— START —

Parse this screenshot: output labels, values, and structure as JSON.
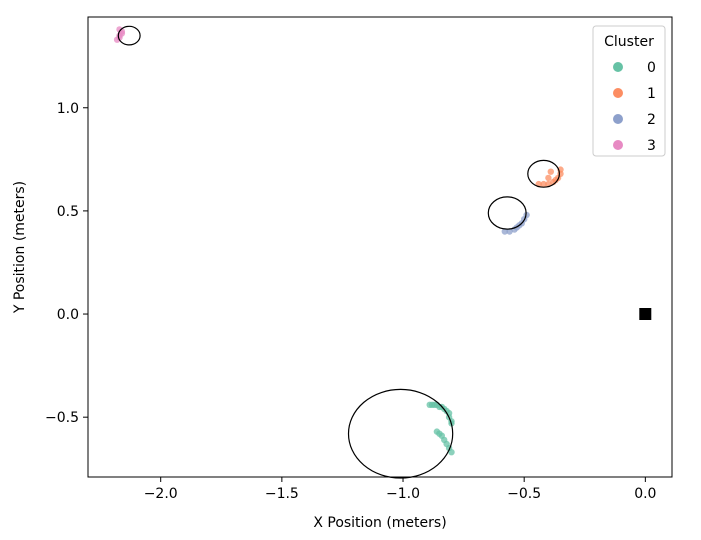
{
  "chart_data": {
    "type": "scatter",
    "title": "",
    "xlabel": "X Position (meters)",
    "ylabel": "Y Position (meters)",
    "xlim": [
      -2.3,
      0.11
    ],
    "ylim": [
      -0.79,
      1.44
    ],
    "xticks": [
      -2.0,
      -1.5,
      -1.0,
      -0.5,
      0.0
    ],
    "xtick_labels": [
      "−2.0",
      "−1.5",
      "−1.0",
      "−0.5",
      "0.0"
    ],
    "yticks": [
      -0.5,
      0.0,
      0.5,
      1.0
    ],
    "ytick_labels": [
      "−0.5",
      "0.0",
      "0.5",
      "1.0"
    ],
    "grid": false,
    "legend": {
      "title": "Cluster",
      "placement": "top-right",
      "entries": [
        {
          "label": "0",
          "color": "#66c2a5"
        },
        {
          "label": "1",
          "color": "#fc8d62"
        },
        {
          "label": "2",
          "color": "#8da0cb"
        },
        {
          "label": "3",
          "color": "#e78ac3"
        }
      ]
    },
    "series": [
      {
        "name": "0",
        "color": "#66c2a5",
        "points": [
          [
            -0.89,
            -0.44
          ],
          [
            -0.88,
            -0.44
          ],
          [
            -0.87,
            -0.44
          ],
          [
            -0.86,
            -0.44
          ],
          [
            -0.85,
            -0.45
          ],
          [
            -0.84,
            -0.45
          ],
          [
            -0.83,
            -0.46
          ],
          [
            -0.82,
            -0.47
          ],
          [
            -0.81,
            -0.48
          ],
          [
            -0.81,
            -0.5
          ],
          [
            -0.8,
            -0.52
          ],
          [
            -0.8,
            -0.53
          ],
          [
            -0.86,
            -0.57
          ],
          [
            -0.85,
            -0.58
          ],
          [
            -0.84,
            -0.59
          ],
          [
            -0.83,
            -0.61
          ],
          [
            -0.82,
            -0.63
          ],
          [
            -0.81,
            -0.65
          ],
          [
            -0.8,
            -0.67
          ]
        ]
      },
      {
        "name": "1",
        "color": "#fc8d62",
        "points": [
          [
            -0.44,
            0.63
          ],
          [
            -0.42,
            0.63
          ],
          [
            -0.4,
            0.63
          ],
          [
            -0.38,
            0.64
          ],
          [
            -0.37,
            0.65
          ],
          [
            -0.36,
            0.66
          ],
          [
            -0.35,
            0.68
          ],
          [
            -0.35,
            0.7
          ],
          [
            -0.39,
            0.69
          ],
          [
            -0.4,
            0.66
          ]
        ]
      },
      {
        "name": "2",
        "color": "#8da0cb",
        "points": [
          [
            -0.58,
            0.4
          ],
          [
            -0.56,
            0.4
          ],
          [
            -0.54,
            0.41
          ],
          [
            -0.53,
            0.42
          ],
          [
            -0.52,
            0.43
          ],
          [
            -0.51,
            0.44
          ],
          [
            -0.5,
            0.46
          ],
          [
            -0.49,
            0.48
          ]
        ]
      },
      {
        "name": "3",
        "color": "#e78ac3",
        "points": [
          [
            -2.18,
            1.33
          ],
          [
            -2.17,
            1.34
          ],
          [
            -2.17,
            1.35
          ],
          [
            -2.16,
            1.36
          ],
          [
            -2.16,
            1.37
          ],
          [
            -2.17,
            1.38
          ]
        ]
      }
    ],
    "circles": [
      {
        "cx": -2.13,
        "cy": 1.35,
        "r": 0.045
      },
      {
        "cx": -0.42,
        "cy": 0.68,
        "r": 0.065
      },
      {
        "cx": -0.57,
        "cy": 0.49,
        "r": 0.078
      },
      {
        "cx": -1.01,
        "cy": -0.58,
        "r": 0.215
      }
    ],
    "marker": {
      "x": 0.0,
      "y": 0.0,
      "shape": "square",
      "color": "#000000"
    }
  }
}
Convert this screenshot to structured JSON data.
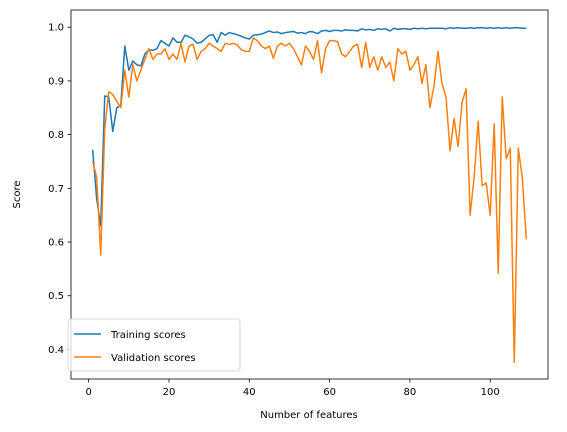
{
  "chart_data": {
    "type": "line",
    "title": "",
    "xlabel": "Number of features",
    "ylabel": "Score",
    "xlim": [
      -4.4,
      114.4
    ],
    "ylim": [
      0.345,
      1.032
    ],
    "xticks": [
      0,
      20,
      40,
      60,
      80,
      100
    ],
    "xtick_labels": [
      "0",
      "20",
      "40",
      "60",
      "80",
      "100"
    ],
    "yticks": [
      0.4,
      0.5,
      0.6,
      0.7,
      0.8,
      0.9,
      1.0
    ],
    "ytick_labels": [
      "0.4",
      "0.5",
      "0.6",
      "0.7",
      "0.8",
      "0.9",
      "1.0"
    ],
    "grid": false,
    "legend_position": "lower-left",
    "x": [
      1,
      2,
      3,
      4,
      5,
      6,
      7,
      8,
      9,
      10,
      11,
      12,
      13,
      14,
      15,
      16,
      17,
      18,
      19,
      20,
      21,
      22,
      23,
      24,
      25,
      26,
      27,
      28,
      29,
      30,
      31,
      32,
      33,
      34,
      35,
      36,
      37,
      38,
      39,
      40,
      41,
      42,
      43,
      44,
      45,
      46,
      47,
      48,
      49,
      50,
      51,
      52,
      53,
      54,
      55,
      56,
      57,
      58,
      59,
      60,
      61,
      62,
      63,
      64,
      65,
      66,
      67,
      68,
      69,
      70,
      71,
      72,
      73,
      74,
      75,
      76,
      77,
      78,
      79,
      80,
      81,
      82,
      83,
      84,
      85,
      86,
      87,
      88,
      89,
      90,
      91,
      92,
      93,
      94,
      95,
      96,
      97,
      98,
      99,
      100,
      101,
      102,
      103,
      104,
      105,
      106,
      107,
      108,
      109
    ],
    "series": [
      {
        "name": "Training scores",
        "color": "#1f77b4",
        "values": [
          0.772,
          0.68,
          0.63,
          0.872,
          0.87,
          0.806,
          0.85,
          0.855,
          0.965,
          0.92,
          0.937,
          0.93,
          0.928,
          0.95,
          0.958,
          0.957,
          0.96,
          0.975,
          0.97,
          0.965,
          0.98,
          0.972,
          0.972,
          0.985,
          0.982,
          0.978,
          0.97,
          0.972,
          0.978,
          0.985,
          0.986,
          0.972,
          0.99,
          0.985,
          0.99,
          0.988,
          0.986,
          0.983,
          0.98,
          0.978,
          0.985,
          0.986,
          0.987,
          0.99,
          0.993,
          0.99,
          0.991,
          0.988,
          0.99,
          0.991,
          0.992,
          0.989,
          0.99,
          0.988,
          0.992,
          0.991,
          0.988,
          0.993,
          0.994,
          0.992,
          0.994,
          0.994,
          0.993,
          0.995,
          0.994,
          0.994,
          0.993,
          0.997,
          0.995,
          0.996,
          0.994,
          0.997,
          0.996,
          0.997,
          0.993,
          0.998,
          0.996,
          0.997,
          0.997,
          0.996,
          0.998,
          0.997,
          0.998,
          0.997,
          0.998,
          0.998,
          0.998,
          0.998,
          0.997,
          0.999,
          0.998,
          0.999,
          0.998,
          0.998,
          0.999,
          0.998,
          0.999,
          0.999,
          0.998,
          0.999,
          0.998,
          0.999,
          0.998,
          0.999,
          0.998,
          0.999,
          0.999,
          0.998,
          0.998
        ]
      },
      {
        "name": "Validation scores",
        "color": "#ff7f0e",
        "values": [
          0.75,
          0.72,
          0.576,
          0.81,
          0.88,
          0.875,
          0.862,
          0.85,
          0.92,
          0.87,
          0.93,
          0.9,
          0.92,
          0.94,
          0.96,
          0.94,
          0.95,
          0.95,
          0.96,
          0.94,
          0.95,
          0.94,
          0.97,
          0.935,
          0.965,
          0.968,
          0.94,
          0.955,
          0.96,
          0.97,
          0.965,
          0.96,
          0.955,
          0.97,
          0.968,
          0.97,
          0.967,
          0.958,
          0.955,
          0.955,
          0.98,
          0.975,
          0.965,
          0.96,
          0.965,
          0.942,
          0.965,
          0.97,
          0.965,
          0.97,
          0.96,
          0.945,
          0.93,
          0.965,
          0.955,
          0.94,
          0.975,
          0.915,
          0.96,
          0.975,
          0.975,
          0.973,
          0.95,
          0.945,
          0.955,
          0.965,
          0.968,
          0.925,
          0.972,
          0.925,
          0.945,
          0.92,
          0.945,
          0.925,
          0.935,
          0.9,
          0.96,
          0.95,
          0.955,
          0.92,
          0.93,
          0.945,
          0.895,
          0.93,
          0.85,
          0.89,
          0.955,
          0.895,
          0.87,
          0.77,
          0.83,
          0.778,
          0.86,
          0.885,
          0.65,
          0.72,
          0.825,
          0.705,
          0.71,
          0.65,
          0.82,
          0.542,
          0.87,
          0.755,
          0.775,
          0.376,
          0.775,
          0.72,
          0.605
        ]
      }
    ]
  }
}
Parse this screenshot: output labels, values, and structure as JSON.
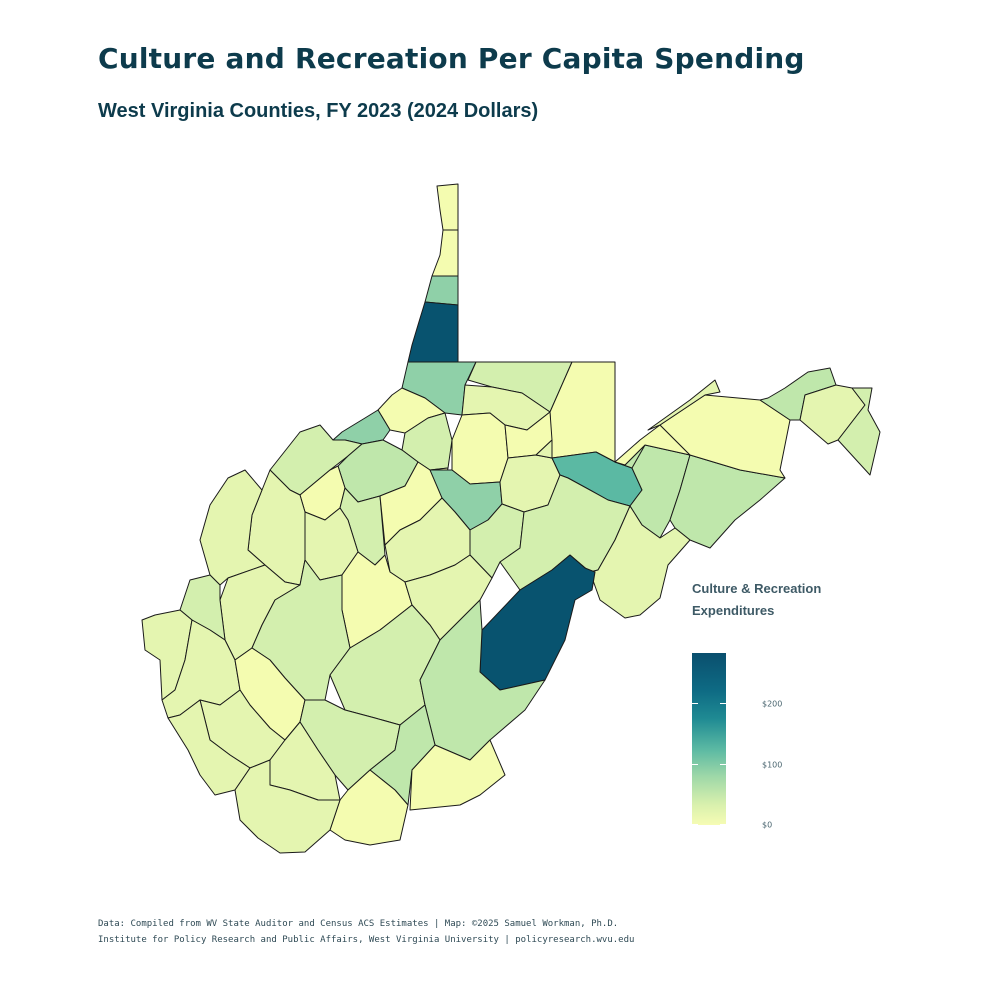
{
  "title": "Culture and Recreation Per Capita Spending",
  "subtitle": "West Virginia Counties, FY 2023 (2024 Dollars)",
  "legend": {
    "title_line1": "Culture & Recreation",
    "title_line2": "Expenditures",
    "labels": {
      "l200": "$200",
      "l100": "$100",
      "l0": "$0"
    },
    "scale_min": 0,
    "scale_max": 270
  },
  "colors": {
    "title": "#0d3b4c",
    "county_border": "#1a1a1a",
    "pale": "#f4fcb0",
    "light": "#e4f5b0",
    "light_green": "#d3efae",
    "mint": "#bfe7ab",
    "teal_light": "#8fd0a8",
    "teal": "#5bb9a3",
    "dark": "#08536f"
  },
  "footer": {
    "line1": "Data: Compiled from WV State Auditor and Census ACS Estimates | Map: ©2025 Samuel Workman, Ph.D.",
    "line2": "Institute for Policy Research and Public Affairs, West Virginia University | policyresearch.wvu.edu"
  }
}
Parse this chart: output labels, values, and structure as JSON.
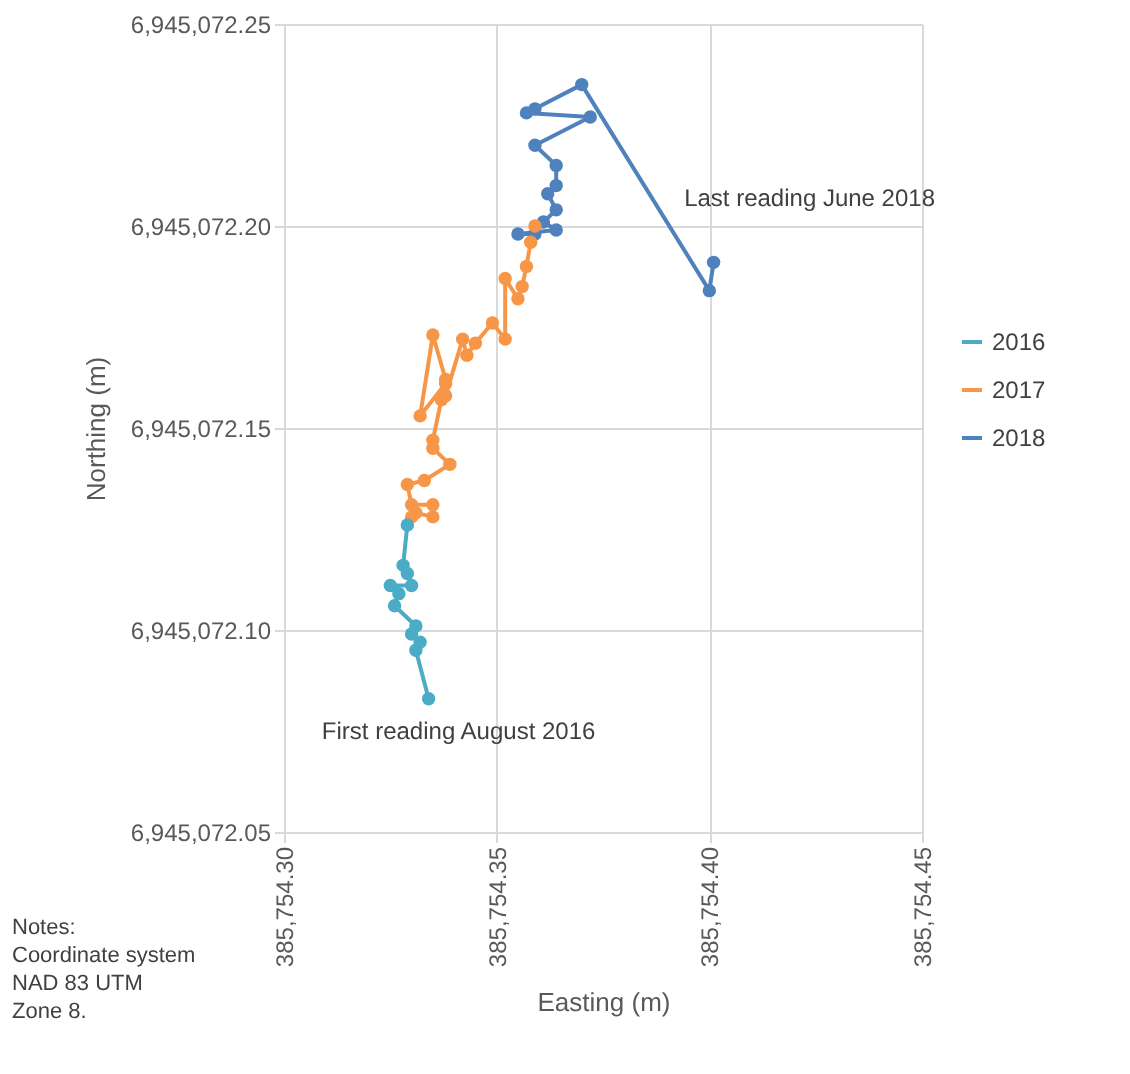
{
  "chart_data": {
    "type": "line",
    "xlabel": "Easting (m)",
    "ylabel": "Northing (m)",
    "xlim": [
      385754.3,
      385754.45
    ],
    "xticks": [
      {
        "value": 385754.3,
        "label": "385,754.30"
      },
      {
        "value": 385754.35,
        "label": "385,754.35"
      },
      {
        "value": 385754.4,
        "label": "385,754.40"
      },
      {
        "value": 385754.45,
        "label": "385,754.45"
      }
    ],
    "ylim": [
      6945072.05,
      6945072.25
    ],
    "yticks": [
      {
        "value": 6945072.05,
        "label": "6,945,072.05"
      },
      {
        "value": 6945072.1,
        "label": "6,945,072.10"
      },
      {
        "value": 6945072.15,
        "label": "6,945,072.15"
      },
      {
        "value": 6945072.2,
        "label": "6,945,072.20"
      },
      {
        "value": 6945072.25,
        "label": "6,945,072.25"
      }
    ],
    "grid": true,
    "legend": "right",
    "marker": "circle",
    "line_style": "solid",
    "series": [
      {
        "name": "2016",
        "color": "#4bacc6",
        "x": [
          385754.334,
          385754.331,
          385754.332,
          385754.33,
          385754.331,
          385754.326,
          385754.327,
          385754.325,
          385754.33,
          385754.329,
          385754.328,
          385754.329
        ],
        "values": [
          6945072.083,
          6945072.095,
          6945072.097,
          6945072.099,
          6945072.101,
          6945072.106,
          6945072.109,
          6945072.111,
          6945072.111,
          6945072.114,
          6945072.116,
          6945072.126
        ]
      },
      {
        "name": "2017",
        "color": "#f79646",
        "x": [
          385754.33,
          385754.331,
          385754.335,
          385754.335,
          385754.33,
          385754.329,
          385754.333,
          385754.339,
          385754.335,
          385754.335,
          385754.337,
          385754.338,
          385754.332,
          385754.335,
          385754.338,
          385754.338,
          385754.342,
          385754.343,
          385754.345,
          385754.349,
          385754.352,
          385754.352,
          385754.355,
          385754.356,
          385754.357,
          385754.358,
          385754.359
        ],
        "values": [
          6945072.128,
          6945072.129,
          6945072.128,
          6945072.131,
          6945072.131,
          6945072.136,
          6945072.137,
          6945072.141,
          6945072.145,
          6945072.147,
          6945072.157,
          6945072.161,
          6945072.153,
          6945072.173,
          6945072.162,
          6945072.158,
          6945072.172,
          6945072.168,
          6945072.171,
          6945072.176,
          6945072.172,
          6945072.187,
          6945072.182,
          6945072.185,
          6945072.19,
          6945072.196,
          6945072.2
        ]
      },
      {
        "name": "2018",
        "color": "#4f81bd",
        "x": [
          385754.359,
          385754.355,
          385754.364,
          385754.361,
          385754.364,
          385754.362,
          385754.364,
          385754.364,
          385754.359,
          385754.372,
          385754.357,
          385754.359,
          385754.37,
          385754.4,
          385754.401
        ],
        "values": [
          6945072.198,
          6945072.198,
          6945072.199,
          6945072.201,
          6945072.204,
          6945072.208,
          6945072.21,
          6945072.215,
          6945072.22,
          6945072.227,
          6945072.228,
          6945072.229,
          6945072.235,
          6945072.184,
          6945072.191
        ]
      }
    ],
    "annotations": [
      {
        "text": "First reading August 2016",
        "x": 385754.334,
        "y": 6945072.083
      },
      {
        "text": "Last reading June 2018",
        "x": 385754.401,
        "y": 6945072.191
      },
      "Notes:\nCoordinate system\nNAD 83 UTM\nZone 8."
    ]
  }
}
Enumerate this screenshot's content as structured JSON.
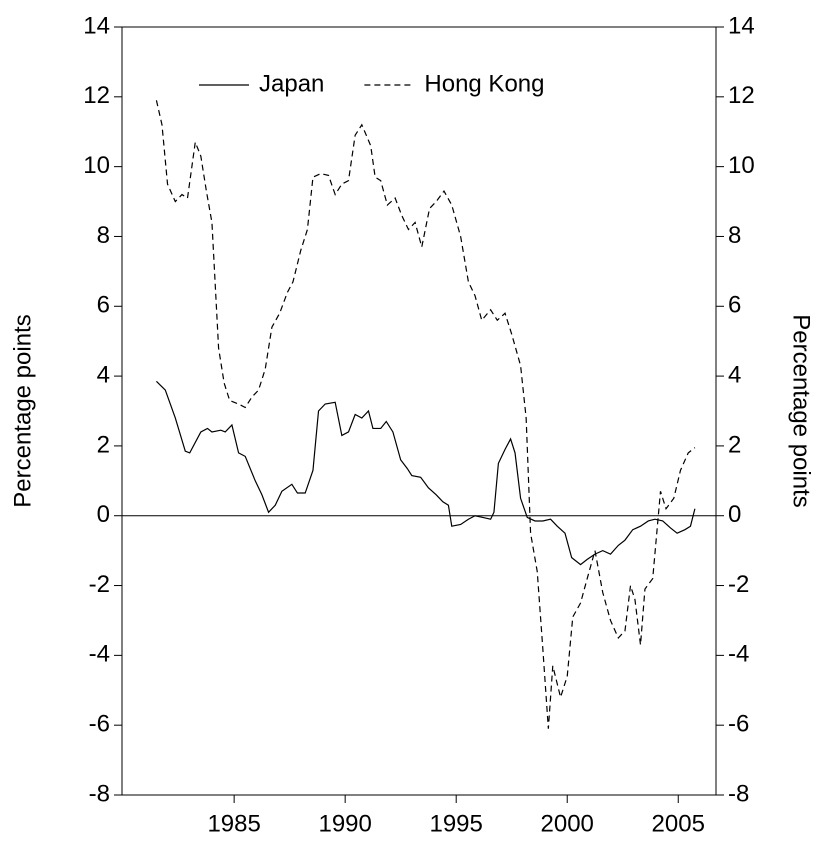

— END —

Tally the lines of the material above that contain the word "ylabel" and report the total alone.

3